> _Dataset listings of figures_
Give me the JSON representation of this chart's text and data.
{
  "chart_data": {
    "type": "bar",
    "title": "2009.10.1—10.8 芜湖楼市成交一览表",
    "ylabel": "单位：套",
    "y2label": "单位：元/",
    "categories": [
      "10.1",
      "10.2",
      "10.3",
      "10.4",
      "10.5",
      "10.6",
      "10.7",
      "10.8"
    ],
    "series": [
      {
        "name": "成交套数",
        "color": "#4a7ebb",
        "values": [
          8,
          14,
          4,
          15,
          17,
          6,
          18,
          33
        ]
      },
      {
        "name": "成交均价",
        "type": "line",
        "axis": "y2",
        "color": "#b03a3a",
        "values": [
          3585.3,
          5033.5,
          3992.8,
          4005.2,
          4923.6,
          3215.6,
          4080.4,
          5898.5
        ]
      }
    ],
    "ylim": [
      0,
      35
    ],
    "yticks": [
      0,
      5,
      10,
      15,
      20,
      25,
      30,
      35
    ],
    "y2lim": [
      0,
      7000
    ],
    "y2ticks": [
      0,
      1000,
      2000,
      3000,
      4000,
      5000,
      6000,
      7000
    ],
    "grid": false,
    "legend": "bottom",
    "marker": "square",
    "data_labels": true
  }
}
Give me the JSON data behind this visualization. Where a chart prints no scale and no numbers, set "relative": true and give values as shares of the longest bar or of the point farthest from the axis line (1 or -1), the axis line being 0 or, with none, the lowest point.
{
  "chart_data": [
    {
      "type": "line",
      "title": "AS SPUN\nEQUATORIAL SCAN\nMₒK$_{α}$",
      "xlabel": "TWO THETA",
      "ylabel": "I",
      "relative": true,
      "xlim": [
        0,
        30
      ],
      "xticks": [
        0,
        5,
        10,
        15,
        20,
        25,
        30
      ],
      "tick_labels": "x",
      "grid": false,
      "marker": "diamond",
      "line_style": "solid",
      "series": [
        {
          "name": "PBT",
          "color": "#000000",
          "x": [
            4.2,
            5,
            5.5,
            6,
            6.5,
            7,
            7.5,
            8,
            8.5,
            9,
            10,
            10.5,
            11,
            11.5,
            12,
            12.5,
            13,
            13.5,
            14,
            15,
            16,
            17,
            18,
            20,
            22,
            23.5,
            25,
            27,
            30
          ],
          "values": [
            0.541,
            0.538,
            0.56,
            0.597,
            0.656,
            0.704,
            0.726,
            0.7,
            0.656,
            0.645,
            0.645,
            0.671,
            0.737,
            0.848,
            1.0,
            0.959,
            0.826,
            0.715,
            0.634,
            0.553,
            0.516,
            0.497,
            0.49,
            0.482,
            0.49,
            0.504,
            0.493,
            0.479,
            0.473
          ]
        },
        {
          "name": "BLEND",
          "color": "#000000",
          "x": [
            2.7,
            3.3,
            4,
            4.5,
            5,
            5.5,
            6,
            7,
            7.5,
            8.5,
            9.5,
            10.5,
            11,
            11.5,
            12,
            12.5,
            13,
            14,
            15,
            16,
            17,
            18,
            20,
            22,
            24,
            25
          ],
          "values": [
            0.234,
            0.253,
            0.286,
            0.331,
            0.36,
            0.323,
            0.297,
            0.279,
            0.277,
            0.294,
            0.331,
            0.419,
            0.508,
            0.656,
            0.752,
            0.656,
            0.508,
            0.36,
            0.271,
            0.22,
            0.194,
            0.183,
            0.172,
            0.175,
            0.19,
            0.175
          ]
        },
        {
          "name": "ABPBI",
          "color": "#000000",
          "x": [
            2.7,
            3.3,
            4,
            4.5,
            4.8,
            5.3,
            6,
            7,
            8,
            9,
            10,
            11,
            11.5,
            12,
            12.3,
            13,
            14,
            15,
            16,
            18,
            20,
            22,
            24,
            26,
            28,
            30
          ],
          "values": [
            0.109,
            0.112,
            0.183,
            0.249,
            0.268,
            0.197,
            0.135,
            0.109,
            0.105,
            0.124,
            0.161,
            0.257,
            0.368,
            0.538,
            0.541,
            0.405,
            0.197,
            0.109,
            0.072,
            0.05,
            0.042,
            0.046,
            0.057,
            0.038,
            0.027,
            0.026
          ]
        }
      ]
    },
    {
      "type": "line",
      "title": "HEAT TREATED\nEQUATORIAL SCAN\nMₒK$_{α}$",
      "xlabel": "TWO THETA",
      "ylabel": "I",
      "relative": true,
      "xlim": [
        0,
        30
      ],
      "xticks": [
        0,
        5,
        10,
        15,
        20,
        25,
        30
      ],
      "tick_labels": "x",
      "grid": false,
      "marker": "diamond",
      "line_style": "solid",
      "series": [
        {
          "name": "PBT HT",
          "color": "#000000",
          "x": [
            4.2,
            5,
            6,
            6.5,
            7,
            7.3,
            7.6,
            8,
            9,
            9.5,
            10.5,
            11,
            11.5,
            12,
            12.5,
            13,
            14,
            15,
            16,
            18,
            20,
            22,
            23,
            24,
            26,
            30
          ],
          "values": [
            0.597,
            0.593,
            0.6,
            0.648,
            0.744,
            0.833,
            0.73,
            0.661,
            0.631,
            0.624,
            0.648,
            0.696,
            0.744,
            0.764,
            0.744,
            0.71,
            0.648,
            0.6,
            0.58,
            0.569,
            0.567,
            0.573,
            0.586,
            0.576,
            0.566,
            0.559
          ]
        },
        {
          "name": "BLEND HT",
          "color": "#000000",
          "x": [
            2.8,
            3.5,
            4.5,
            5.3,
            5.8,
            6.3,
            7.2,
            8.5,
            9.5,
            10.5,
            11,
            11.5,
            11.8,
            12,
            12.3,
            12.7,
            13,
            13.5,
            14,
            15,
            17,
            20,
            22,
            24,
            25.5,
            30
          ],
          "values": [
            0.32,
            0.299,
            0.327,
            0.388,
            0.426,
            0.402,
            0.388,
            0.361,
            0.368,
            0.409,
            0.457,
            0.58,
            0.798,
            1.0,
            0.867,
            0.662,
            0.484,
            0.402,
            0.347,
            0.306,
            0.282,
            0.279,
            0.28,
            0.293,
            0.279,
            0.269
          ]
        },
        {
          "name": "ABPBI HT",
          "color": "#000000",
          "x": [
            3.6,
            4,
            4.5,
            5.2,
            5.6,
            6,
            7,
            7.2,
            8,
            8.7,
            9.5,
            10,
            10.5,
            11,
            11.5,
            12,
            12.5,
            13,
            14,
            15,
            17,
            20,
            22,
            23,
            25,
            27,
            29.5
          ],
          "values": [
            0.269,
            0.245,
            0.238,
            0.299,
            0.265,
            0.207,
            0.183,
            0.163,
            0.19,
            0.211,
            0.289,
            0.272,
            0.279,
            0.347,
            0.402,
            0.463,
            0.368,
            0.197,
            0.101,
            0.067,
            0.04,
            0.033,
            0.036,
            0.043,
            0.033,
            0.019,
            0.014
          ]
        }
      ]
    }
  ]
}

...

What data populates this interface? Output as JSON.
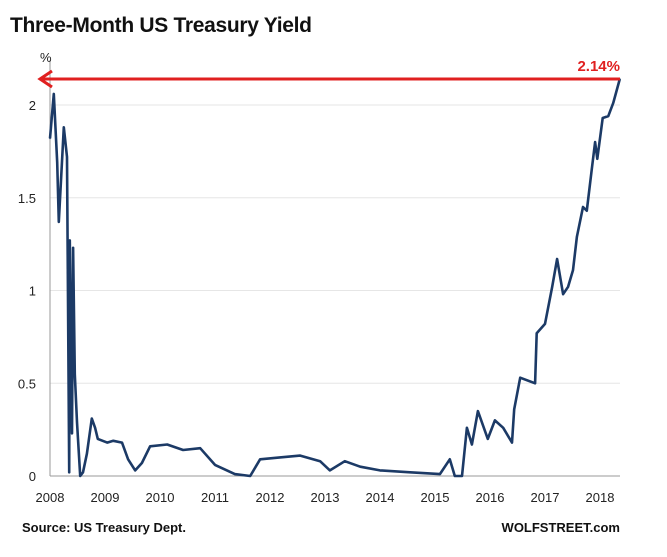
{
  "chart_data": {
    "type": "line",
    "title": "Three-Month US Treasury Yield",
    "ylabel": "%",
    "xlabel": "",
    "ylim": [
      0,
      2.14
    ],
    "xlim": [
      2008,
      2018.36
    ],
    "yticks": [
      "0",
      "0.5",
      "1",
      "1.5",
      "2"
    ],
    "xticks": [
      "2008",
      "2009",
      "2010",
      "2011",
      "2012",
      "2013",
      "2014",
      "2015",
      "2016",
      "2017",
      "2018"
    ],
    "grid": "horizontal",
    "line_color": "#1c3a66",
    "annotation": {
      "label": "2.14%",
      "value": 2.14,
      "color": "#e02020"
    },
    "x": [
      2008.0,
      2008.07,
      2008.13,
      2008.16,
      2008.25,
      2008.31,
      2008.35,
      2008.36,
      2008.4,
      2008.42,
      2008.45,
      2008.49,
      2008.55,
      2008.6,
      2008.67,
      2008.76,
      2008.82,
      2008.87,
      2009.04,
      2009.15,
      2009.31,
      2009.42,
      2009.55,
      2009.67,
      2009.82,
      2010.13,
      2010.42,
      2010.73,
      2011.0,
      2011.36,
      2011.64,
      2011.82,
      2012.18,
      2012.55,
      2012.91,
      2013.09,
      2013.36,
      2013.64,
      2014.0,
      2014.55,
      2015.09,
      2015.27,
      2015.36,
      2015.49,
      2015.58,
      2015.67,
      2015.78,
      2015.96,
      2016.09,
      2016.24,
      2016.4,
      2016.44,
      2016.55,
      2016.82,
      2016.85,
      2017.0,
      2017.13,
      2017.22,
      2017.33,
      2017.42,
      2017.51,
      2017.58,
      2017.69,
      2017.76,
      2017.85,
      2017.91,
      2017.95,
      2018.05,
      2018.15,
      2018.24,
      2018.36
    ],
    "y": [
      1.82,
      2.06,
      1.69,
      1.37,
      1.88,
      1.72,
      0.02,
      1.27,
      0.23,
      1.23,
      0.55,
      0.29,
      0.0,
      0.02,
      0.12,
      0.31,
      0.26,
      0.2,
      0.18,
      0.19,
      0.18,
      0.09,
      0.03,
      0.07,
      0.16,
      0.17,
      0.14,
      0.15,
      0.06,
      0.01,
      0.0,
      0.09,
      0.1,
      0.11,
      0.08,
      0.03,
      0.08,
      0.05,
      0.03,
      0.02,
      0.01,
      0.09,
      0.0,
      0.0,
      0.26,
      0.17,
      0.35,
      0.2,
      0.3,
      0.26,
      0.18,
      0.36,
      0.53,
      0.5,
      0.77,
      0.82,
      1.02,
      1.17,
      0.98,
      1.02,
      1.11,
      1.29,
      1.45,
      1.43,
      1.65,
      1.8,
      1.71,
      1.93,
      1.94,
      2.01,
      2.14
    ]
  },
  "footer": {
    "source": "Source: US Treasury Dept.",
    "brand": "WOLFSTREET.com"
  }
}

> _GIVEN INSTRUCTION_
From the listing, copy each line containing the word "nMₒK".

> _TASK OUTPUT_
      "title": "AS SPUN\nEQUATORIAL SCAN\nMₒK$_{α}$",
      "title": "HEAT TREATED\nEQUATORIAL SCAN\nMₒK$_{α}$",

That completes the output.